- [DATA SUPPLIED]:
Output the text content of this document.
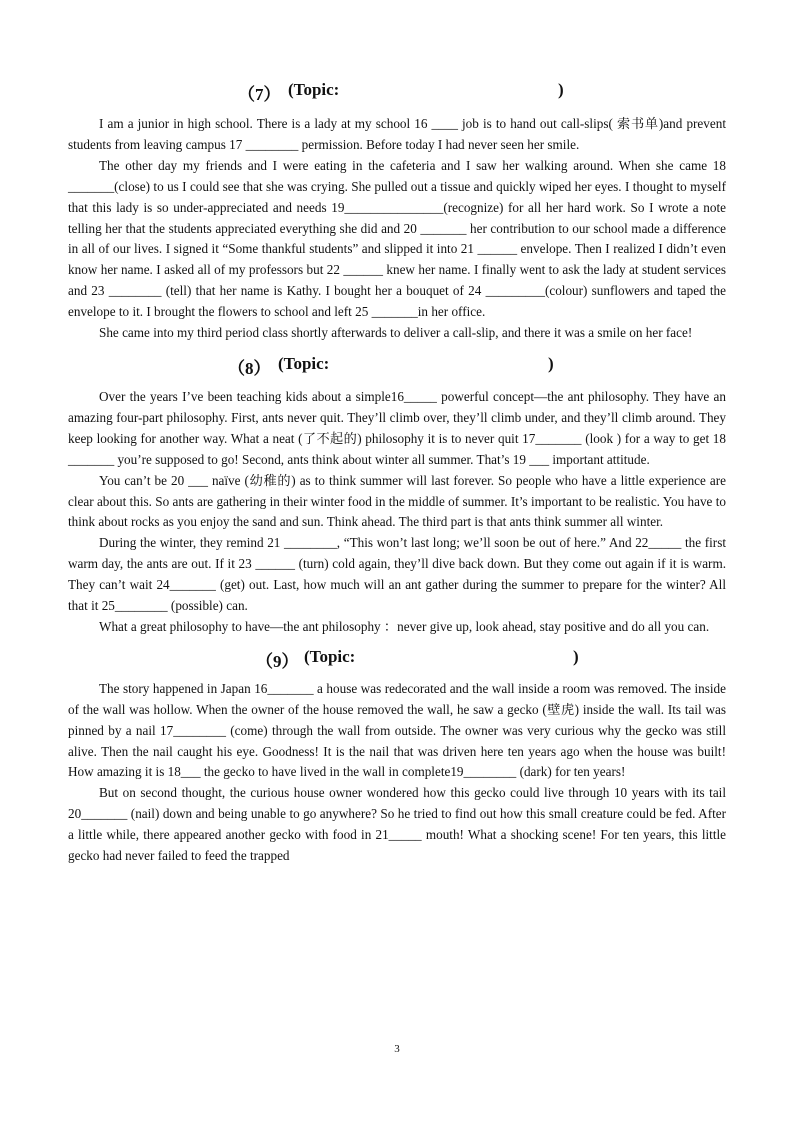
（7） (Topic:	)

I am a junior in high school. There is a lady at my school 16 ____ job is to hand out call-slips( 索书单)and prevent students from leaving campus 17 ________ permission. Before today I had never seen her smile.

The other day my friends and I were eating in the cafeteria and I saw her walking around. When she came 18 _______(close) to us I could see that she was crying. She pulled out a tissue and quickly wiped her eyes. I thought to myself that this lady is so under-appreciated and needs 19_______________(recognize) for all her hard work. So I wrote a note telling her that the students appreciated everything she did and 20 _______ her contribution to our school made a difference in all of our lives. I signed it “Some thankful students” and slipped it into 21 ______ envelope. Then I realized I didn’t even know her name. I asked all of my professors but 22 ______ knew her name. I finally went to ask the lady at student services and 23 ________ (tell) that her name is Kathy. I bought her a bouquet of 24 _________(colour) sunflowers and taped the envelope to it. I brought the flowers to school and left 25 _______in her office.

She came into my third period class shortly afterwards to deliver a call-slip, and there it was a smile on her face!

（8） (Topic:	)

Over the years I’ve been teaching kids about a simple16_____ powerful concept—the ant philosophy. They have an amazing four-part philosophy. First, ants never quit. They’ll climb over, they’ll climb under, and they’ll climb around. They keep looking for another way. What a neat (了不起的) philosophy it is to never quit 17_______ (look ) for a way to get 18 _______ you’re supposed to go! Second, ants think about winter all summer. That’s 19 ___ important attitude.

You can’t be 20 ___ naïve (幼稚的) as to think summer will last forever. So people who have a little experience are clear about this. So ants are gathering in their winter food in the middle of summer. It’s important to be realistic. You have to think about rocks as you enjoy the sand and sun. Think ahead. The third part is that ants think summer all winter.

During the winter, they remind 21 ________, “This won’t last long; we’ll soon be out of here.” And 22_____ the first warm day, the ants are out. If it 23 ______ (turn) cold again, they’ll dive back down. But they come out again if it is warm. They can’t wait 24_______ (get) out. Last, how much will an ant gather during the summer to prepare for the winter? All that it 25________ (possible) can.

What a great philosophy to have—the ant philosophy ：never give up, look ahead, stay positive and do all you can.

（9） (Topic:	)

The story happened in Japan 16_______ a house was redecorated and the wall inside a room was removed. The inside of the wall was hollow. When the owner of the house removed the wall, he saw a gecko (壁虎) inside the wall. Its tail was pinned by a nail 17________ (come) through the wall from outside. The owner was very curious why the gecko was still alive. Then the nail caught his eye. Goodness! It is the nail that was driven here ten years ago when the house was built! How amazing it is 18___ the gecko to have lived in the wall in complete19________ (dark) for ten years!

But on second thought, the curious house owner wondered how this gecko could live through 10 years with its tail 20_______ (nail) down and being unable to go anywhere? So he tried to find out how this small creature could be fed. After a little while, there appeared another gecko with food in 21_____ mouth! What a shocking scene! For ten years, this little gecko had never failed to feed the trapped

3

- [STATED EXERCISE]:
Reproduce every entry exactly, but omit each picture.

- [WRITTEN REPLY]:
Output the text content of this document.
（7） (Topic:	)

I am a junior in high school. There is a lady at my school 16 ____ job is to hand out call-slips( 索书单)and prevent students from leaving campus 17 ________ permission. Before today I had never seen her smile.

The other day my friends and I were eating in the cafeteria and I saw her walking around. When she came 18 _______(close) to us I could see that she was crying. She pulled out a tissue and quickly wiped her eyes. I thought to myself that this lady is so under-appreciated and needs 19_______________(recognize) for all her hard work. So I wrote a note telling her that the students appreciated everything she did and 20 _______ her contribution to our school made a difference in all of our lives. I signed it “Some thankful students” and slipped it into 21 ______ envelope. Then I realized I didn’t even know her name. I asked all of my professors but 22 ______ knew her name. I finally went to ask the lady at student services and 23 ________ (tell) that her name is Kathy. I bought her a bouquet of 24 _________(colour) sunflowers and taped the envelope to it. I brought the flowers to school and left 25 _______in her office.

She came into my third period class shortly afterwards to deliver a call-slip, and there it was a smile on her face!

（8） (Topic:	)

Over the years I’ve been teaching kids about a simple16_____ powerful concept—the ant philosophy. They have an amazing four-part philosophy. First, ants never quit. They’ll climb over, they’ll climb under, and they’ll climb around. They keep looking for another way. What a neat (了不起的) philosophy it is to never quit 17_______ (look ) for a way to get 18 _______ you’re supposed to go! Second, ants think about winter all summer. That’s 19 ___ important attitude.

You can’t be 20 ___ naïve (幼稚的) as to think summer will last forever. So people who have a little experience are clear about this. So ants are gathering in their winter food in the middle of summer. It’s important to be realistic. You have to think about rocks as you enjoy the sand and sun. Think ahead. The third part is that ants think summer all winter.

During the winter, they remind 21 ________, “This won’t last long; we’ll soon be out of here.” And 22_____ the first warm day, the ants are out. If it 23 ______ (turn) cold again, they’ll dive back down. But they come out again if it is warm. They can’t wait 24_______ (get) out. Last, how much will an ant gather during the summer to prepare for the winter? All that it 25________ (possible) can.

What a great philosophy to have—the ant philosophy ：never give up, look ahead, stay positive and do all you can.

（9） (Topic:	)

The story happened in Japan 16_______ a house was redecorated and the wall inside a room was removed. The inside of the wall was hollow. When the owner of the house removed the wall, he saw a gecko (壁虎) inside the wall. Its tail was pinned by a nail 17________ (come) through the wall from outside. The owner was very curious why the gecko was still alive. Then the nail caught his eye. Goodness! It is the nail that was driven here ten years ago when the house was built! How amazing it is 18___ the gecko to have lived in the wall in complete19________ (dark) for ten years!

But on second thought, the curious house owner wondered how this gecko could live through 10 years with its tail 20_______ (nail) down and being unable to go anywhere? So he tried to find out how this small creature could be fed. After a little while, there appeared another gecko with food in 21_____ mouth! What a shocking scene! For ten years, this little gecko had never failed to feed the trapped

3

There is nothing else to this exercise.